Saved data entries:
↓

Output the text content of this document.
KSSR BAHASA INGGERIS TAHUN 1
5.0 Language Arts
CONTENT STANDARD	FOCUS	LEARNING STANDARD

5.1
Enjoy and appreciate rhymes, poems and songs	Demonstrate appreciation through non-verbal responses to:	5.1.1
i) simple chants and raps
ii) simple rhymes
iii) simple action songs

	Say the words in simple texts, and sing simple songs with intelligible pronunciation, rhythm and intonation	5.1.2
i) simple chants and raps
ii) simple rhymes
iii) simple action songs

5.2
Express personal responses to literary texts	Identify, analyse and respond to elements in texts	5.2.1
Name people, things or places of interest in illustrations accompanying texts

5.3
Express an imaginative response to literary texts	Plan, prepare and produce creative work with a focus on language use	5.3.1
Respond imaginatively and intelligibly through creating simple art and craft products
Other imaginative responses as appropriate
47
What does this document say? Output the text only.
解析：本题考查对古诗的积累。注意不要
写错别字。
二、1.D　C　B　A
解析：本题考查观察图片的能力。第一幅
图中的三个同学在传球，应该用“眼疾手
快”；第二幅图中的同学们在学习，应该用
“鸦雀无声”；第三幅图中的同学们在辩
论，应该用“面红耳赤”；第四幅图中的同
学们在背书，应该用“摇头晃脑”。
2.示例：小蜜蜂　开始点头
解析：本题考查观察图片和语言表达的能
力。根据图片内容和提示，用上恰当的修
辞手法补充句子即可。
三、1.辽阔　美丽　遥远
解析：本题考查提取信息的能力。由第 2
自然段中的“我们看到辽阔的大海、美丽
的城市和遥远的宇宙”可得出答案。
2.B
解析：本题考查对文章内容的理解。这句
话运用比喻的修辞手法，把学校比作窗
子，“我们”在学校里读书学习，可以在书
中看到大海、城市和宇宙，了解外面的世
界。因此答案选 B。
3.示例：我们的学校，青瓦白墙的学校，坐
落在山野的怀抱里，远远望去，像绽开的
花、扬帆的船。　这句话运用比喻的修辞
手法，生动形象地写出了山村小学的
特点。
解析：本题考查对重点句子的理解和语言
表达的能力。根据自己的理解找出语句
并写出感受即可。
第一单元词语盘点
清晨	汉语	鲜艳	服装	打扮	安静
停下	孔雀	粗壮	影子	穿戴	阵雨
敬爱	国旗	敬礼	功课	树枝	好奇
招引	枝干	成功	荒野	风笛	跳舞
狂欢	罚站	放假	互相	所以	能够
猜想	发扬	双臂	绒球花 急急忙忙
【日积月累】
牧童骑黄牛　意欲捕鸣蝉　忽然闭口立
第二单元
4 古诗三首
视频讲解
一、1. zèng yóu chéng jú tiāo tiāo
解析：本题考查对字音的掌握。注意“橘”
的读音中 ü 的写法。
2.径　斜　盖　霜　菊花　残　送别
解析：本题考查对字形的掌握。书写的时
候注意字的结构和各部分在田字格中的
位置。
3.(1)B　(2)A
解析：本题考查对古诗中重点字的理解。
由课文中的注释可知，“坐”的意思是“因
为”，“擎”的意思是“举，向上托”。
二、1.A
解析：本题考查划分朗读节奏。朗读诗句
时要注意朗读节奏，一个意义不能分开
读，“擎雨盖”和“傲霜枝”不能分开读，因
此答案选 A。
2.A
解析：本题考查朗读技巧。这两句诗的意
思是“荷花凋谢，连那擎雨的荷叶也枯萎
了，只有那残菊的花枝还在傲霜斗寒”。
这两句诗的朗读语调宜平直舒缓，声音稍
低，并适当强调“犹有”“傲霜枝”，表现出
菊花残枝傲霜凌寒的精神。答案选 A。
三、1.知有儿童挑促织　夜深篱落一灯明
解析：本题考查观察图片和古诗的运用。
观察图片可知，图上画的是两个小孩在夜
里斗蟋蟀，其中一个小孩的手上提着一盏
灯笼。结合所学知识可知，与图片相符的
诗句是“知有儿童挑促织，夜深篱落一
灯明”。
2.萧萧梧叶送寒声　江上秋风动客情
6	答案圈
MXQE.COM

↑

» **WORK REQUIRED**
Copy out each line of the entries that holds "this".

» **WRITTEN ANSWER**
Output the text content of this document.
What does this document say? Output the text only.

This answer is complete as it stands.